§ Task brief: Print the listing below in its entirety, character for character.
************
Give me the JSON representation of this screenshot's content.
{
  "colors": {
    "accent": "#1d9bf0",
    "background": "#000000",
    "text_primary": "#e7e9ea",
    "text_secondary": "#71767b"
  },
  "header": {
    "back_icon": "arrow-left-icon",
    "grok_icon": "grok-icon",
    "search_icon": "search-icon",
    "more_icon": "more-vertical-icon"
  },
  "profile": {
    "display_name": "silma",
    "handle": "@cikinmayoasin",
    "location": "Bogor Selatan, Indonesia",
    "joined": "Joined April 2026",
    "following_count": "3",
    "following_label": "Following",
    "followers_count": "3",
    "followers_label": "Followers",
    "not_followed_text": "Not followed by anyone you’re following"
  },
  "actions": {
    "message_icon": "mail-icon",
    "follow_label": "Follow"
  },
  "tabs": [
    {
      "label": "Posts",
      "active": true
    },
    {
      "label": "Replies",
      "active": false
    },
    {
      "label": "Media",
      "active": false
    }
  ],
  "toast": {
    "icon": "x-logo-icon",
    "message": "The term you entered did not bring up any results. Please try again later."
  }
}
************
§ Result of the exercise:
Give me the JSON representation of this screenshot's content.
{
  "colors": {
    "accent": "#1d9bf0",
    "background": "#000000",
    "text_primary": "#e7e9ea",
    "text_secondary": "#71767b"
  },
  "header": {
    "back_icon": "arrow-left-icon",
    "grok_icon": "grok-icon",
    "search_icon": "search-icon",
    "more_icon": "more-vertical-icon"
  },
  "profile": {
    "display_name": "silma",
    "handle": "@cikinmayoasin",
    "location": "Bogor Selatan, Indonesia",
    "joined": "Joined April 2026",
    "following_count": "3",
    "following_label": "Following",
    "followers_count": "3",
    "followers_label": "Followers",
    "not_followed_text": "Not followed by anyone you’re following"
  },
  "actions": {
    "message_icon": "mail-icon",
    "follow_label": "Follow"
  },
  "tabs": [
    {
      "label": "Posts",
      "active": true
    },
    {
      "label": "Replies",
      "active": false
    },
    {
      "label": "Media",
      "active": false
    }
  ],
  "toast": {
    "icon": "x-logo-icon",
    "message": "The term you entered did not bring up any results. Please try again later."
  }
}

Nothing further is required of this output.